EXERCISE TASK | Go through the material below, count the lines with the word "типа", and reply with the count alone.

:: SUPPLIED ENTRIES

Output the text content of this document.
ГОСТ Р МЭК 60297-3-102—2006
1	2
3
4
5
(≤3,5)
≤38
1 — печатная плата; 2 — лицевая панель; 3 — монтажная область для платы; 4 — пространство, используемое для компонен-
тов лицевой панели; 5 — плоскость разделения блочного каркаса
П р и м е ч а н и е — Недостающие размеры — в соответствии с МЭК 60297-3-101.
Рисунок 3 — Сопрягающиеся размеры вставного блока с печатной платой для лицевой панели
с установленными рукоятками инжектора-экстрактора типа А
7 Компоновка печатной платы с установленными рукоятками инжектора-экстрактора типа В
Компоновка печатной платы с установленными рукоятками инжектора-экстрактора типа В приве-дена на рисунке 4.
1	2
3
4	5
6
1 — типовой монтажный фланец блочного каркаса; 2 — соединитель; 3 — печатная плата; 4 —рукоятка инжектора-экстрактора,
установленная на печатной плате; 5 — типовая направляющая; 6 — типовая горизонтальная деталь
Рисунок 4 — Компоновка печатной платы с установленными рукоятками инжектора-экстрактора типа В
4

::::

TASK RESULT | 4